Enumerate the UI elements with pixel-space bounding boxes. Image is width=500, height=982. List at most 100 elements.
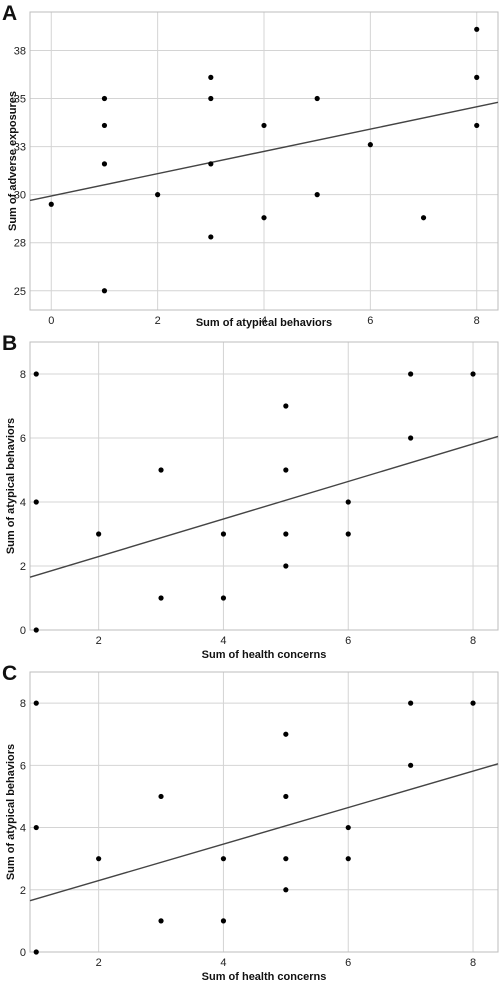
data-point (33, 949, 39, 955)
data-point (101, 288, 108, 294)
data-point (345, 499, 351, 505)
data-point (470, 371, 476, 377)
data-point (208, 95, 214, 102)
y-axis-label: Sum of adverse exposures (7, 91, 19, 231)
data-point (261, 215, 267, 221)
data-point (283, 531, 289, 537)
data-point (208, 234, 214, 240)
x-tick-label: 4 (261, 315, 267, 327)
data-point (220, 856, 227, 862)
x-tick-label: 4 (220, 635, 226, 647)
x-tick-label: 2 (96, 635, 102, 647)
data-point (96, 531, 102, 537)
plot-frame (29, 341, 499, 631)
data-point (220, 595, 227, 601)
y-tick-label: 2 (20, 561, 26, 573)
data-point (33, 700, 39, 706)
data-point (408, 762, 414, 768)
data-point (158, 467, 164, 473)
y-tick-label: 6 (20, 433, 26, 445)
data-point (470, 700, 476, 706)
data-point (314, 95, 320, 102)
y-tick-label: 4 (20, 823, 26, 835)
x-tick-label: 6 (345, 957, 351, 969)
x-tick-label: 8 (470, 957, 476, 969)
data-point (283, 856, 289, 862)
data-point (33, 824, 39, 831)
data-point (283, 793, 289, 800)
y-axis-label: Sum of atypical behaviors (5, 744, 17, 880)
data-point (283, 467, 289, 473)
x-tick-label: 4 (220, 957, 226, 969)
regression-line (29, 435, 499, 578)
data-point (474, 26, 480, 32)
data-point (158, 793, 164, 800)
x-tick-label: 8 (474, 315, 480, 327)
plot-frame (29, 671, 499, 953)
x-tick-label: 2 (96, 957, 102, 969)
data-point (155, 192, 161, 198)
chart-panel-b: B 2 4 6 8 0 2 4 6 8 Sum of health concerns Sum of … (0, 330, 500, 661)
data-point (408, 371, 414, 377)
x-tick-label: 6 (367, 315, 373, 327)
x-tick-label: 2 (155, 315, 161, 327)
data-point (158, 595, 164, 601)
y-tick-label: 2 (20, 885, 26, 897)
data-point (33, 499, 39, 505)
data-point (101, 95, 108, 102)
data-point (220, 531, 227, 537)
y-tick-label: 4 (20, 497, 26, 509)
data-point (101, 122, 108, 129)
x-axis-label: Sum of atypical behaviors (196, 317, 332, 329)
y-tick-label: 6 (20, 760, 26, 772)
y-tick-label: 30 (14, 190, 26, 202)
panel-label-a: A (2, 2, 18, 25)
data-point (345, 531, 351, 537)
x-tick-label: 0 (48, 315, 54, 327)
chart-panel-c: C 2 4 6 8 0 2 4 6 8 Sum of health concerns Sum of … (0, 660, 500, 982)
y-tick-label: 0 (20, 947, 26, 959)
y-tick-label: 8 (20, 698, 26, 710)
y-tick-label: 0 (20, 625, 26, 637)
data-point (283, 731, 289, 737)
x-axis-label: Sum of health concerns (202, 971, 327, 982)
data-point (158, 918, 164, 924)
data-point (314, 192, 320, 198)
data-point (474, 74, 480, 80)
data-point (283, 403, 289, 409)
y-tick-label: 25 (14, 286, 26, 298)
regression-line (29, 101, 499, 202)
data-point (101, 161, 108, 167)
scatter-plot-c: 2 4 6 8 0 2 4 6 8 Sum of health concerns Sum of at… (5, 671, 499, 982)
y-tick-label: 33 (14, 142, 26, 154)
data-point (208, 161, 214, 167)
regression-line (29, 763, 499, 902)
x-tick-label: 8 (470, 635, 476, 647)
data-point (367, 142, 373, 148)
data-point (283, 887, 289, 893)
y-tick-label: 8 (20, 369, 26, 381)
panel-label-b: B (2, 332, 18, 355)
scatter-plot-b: 2 4 6 8 0 2 4 6 8 Sum of health concerns Sum of at… (5, 341, 499, 661)
data-point (345, 824, 351, 831)
data-point (345, 856, 351, 862)
data-point (283, 563, 289, 569)
x-axis-label: Sum of health concerns (202, 649, 327, 661)
panel-label-c: C (2, 662, 18, 685)
data-point (261, 122, 267, 129)
data-point (408, 435, 414, 441)
x-tick-label: 6 (345, 635, 351, 647)
data-point (208, 74, 214, 80)
data-point (408, 700, 414, 706)
y-axis-label: Sum of atypical behaviors (5, 418, 17, 554)
data-point (96, 856, 102, 862)
data-point (48, 201, 54, 207)
y-tick-label: 38 (14, 45, 26, 57)
plot-frame (29, 11, 499, 311)
data-point (420, 215, 427, 221)
data-point (33, 627, 39, 633)
data-point (474, 122, 480, 129)
y-tick-label: 28 (14, 238, 26, 250)
data-point (220, 918, 227, 924)
scatter-plot-a: 0 2 4 6 8 25 28 30 33 35 38 Sum of atypical behavio… (7, 11, 499, 329)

· · · · ·

Copy out all of the lines above word for word, leaving out any picture.

Enumerate the UI elements with pixel-space bounding boxes. Image is width=500, height=982. List at most 100 elements.
data-point (33, 949, 39, 955)
data-point (101, 288, 108, 294)
data-point (345, 499, 351, 505)
data-point (470, 371, 476, 377)
data-point (208, 95, 214, 102)
y-axis-label: Sum of adverse exposures (7, 91, 19, 231)
data-point (261, 215, 267, 221)
data-point (283, 531, 289, 537)
data-point (208, 234, 214, 240)
x-tick-label: 4 (261, 315, 267, 327)
data-point (220, 856, 227, 862)
x-tick-label: 4 (220, 635, 226, 647)
x-tick-label: 2 (96, 635, 102, 647)
data-point (96, 531, 102, 537)
plot-frame (29, 341, 499, 631)
data-point (220, 595, 227, 601)
y-tick-label: 2 (20, 561, 26, 573)
data-point (33, 700, 39, 706)
data-point (408, 762, 414, 768)
data-point (158, 467, 164, 473)
y-tick-label: 6 (20, 433, 26, 445)
data-point (470, 700, 476, 706)
data-point (314, 95, 320, 102)
y-tick-label: 4 (20, 823, 26, 835)
x-tick-label: 6 (345, 957, 351, 969)
x-tick-label: 8 (470, 957, 476, 969)
data-point (283, 856, 289, 862)
data-point (33, 824, 39, 831)
data-point (283, 793, 289, 800)
y-axis-label: Sum of atypical behaviors (5, 744, 17, 880)
data-point (283, 467, 289, 473)
x-tick-label: 4 (220, 957, 226, 969)
regression-line (29, 435, 499, 578)
data-point (474, 26, 480, 32)
data-point (158, 793, 164, 800)
x-tick-label: 8 (474, 315, 480, 327)
plot-frame (29, 671, 499, 953)
x-tick-label: 2 (96, 957, 102, 969)
data-point (155, 192, 161, 198)
chart-panel-b: B 2 4 6 8 0 2 4 6 8 Sum of health concerns Sum of … (0, 330, 500, 661)
data-point (408, 371, 414, 377)
x-tick-label: 6 (367, 315, 373, 327)
x-tick-label: 2 (155, 315, 161, 327)
data-point (158, 595, 164, 601)
y-tick-label: 2 (20, 885, 26, 897)
data-point (33, 499, 39, 505)
data-point (101, 95, 108, 102)
data-point (220, 531, 227, 537)
y-tick-label: 4 (20, 497, 26, 509)
data-point (101, 122, 108, 129)
x-axis-label: Sum of atypical behaviors (196, 317, 332, 329)
y-tick-label: 6 (20, 760, 26, 772)
y-tick-label: 30 (14, 190, 26, 202)
panel-label-a: A (2, 2, 18, 25)
data-point (345, 531, 351, 537)
x-tick-label: 0 (48, 315, 54, 327)
chart-panel-c: C 2 4 6 8 0 2 4 6 8 Sum of health concerns Sum of … (0, 660, 500, 982)
y-tick-label: 0 (20, 947, 26, 959)
y-tick-label: 8 (20, 698, 26, 710)
y-tick-label: 0 (20, 625, 26, 637)
data-point (283, 731, 289, 737)
x-axis-label: Sum of health concerns (202, 971, 327, 982)
data-point (158, 918, 164, 924)
data-point (314, 192, 320, 198)
data-point (474, 74, 480, 80)
data-point (283, 403, 289, 409)
y-tick-label: 25 (14, 286, 26, 298)
regression-line (29, 101, 499, 202)
data-point (101, 161, 108, 167)
scatter-plot-c: 2 4 6 8 0 2 4 6 8 Sum of health concerns Sum of at… (5, 671, 499, 982)
y-tick-label: 33 (14, 142, 26, 154)
data-point (208, 161, 214, 167)
regression-line (29, 763, 499, 902)
x-tick-label: 8 (470, 635, 476, 647)
data-point (367, 142, 373, 148)
data-point (283, 887, 289, 893)
y-tick-label: 8 (20, 369, 26, 381)
panel-label-b: B (2, 332, 18, 355)
scatter-plot-b: 2 4 6 8 0 2 4 6 8 Sum of health concerns Sum of at… (5, 341, 499, 661)
data-point (345, 824, 351, 831)
data-point (345, 856, 351, 862)
data-point (283, 563, 289, 569)
x-axis-label: Sum of health concerns (202, 649, 327, 661)
panel-label-c: C (2, 662, 18, 685)
data-point (261, 122, 267, 129)
data-point (408, 435, 414, 441)
x-tick-label: 6 (345, 635, 351, 647)
data-point (208, 74, 214, 80)
data-point (408, 700, 414, 706)
y-axis-label: Sum of atypical behaviors (5, 418, 17, 554)
data-point (96, 856, 102, 862)
data-point (48, 201, 54, 207)
y-tick-label: 38 (14, 45, 26, 57)
plot-frame (29, 11, 499, 311)
data-point (420, 215, 427, 221)
data-point (33, 627, 39, 633)
data-point (474, 122, 480, 129)
y-tick-label: 28 (14, 238, 26, 250)
data-point (220, 918, 227, 924)
scatter-plot-a: 0 2 4 6 8 25 28 30 33 35 38 Sum of atypical behavio… (7, 11, 499, 329)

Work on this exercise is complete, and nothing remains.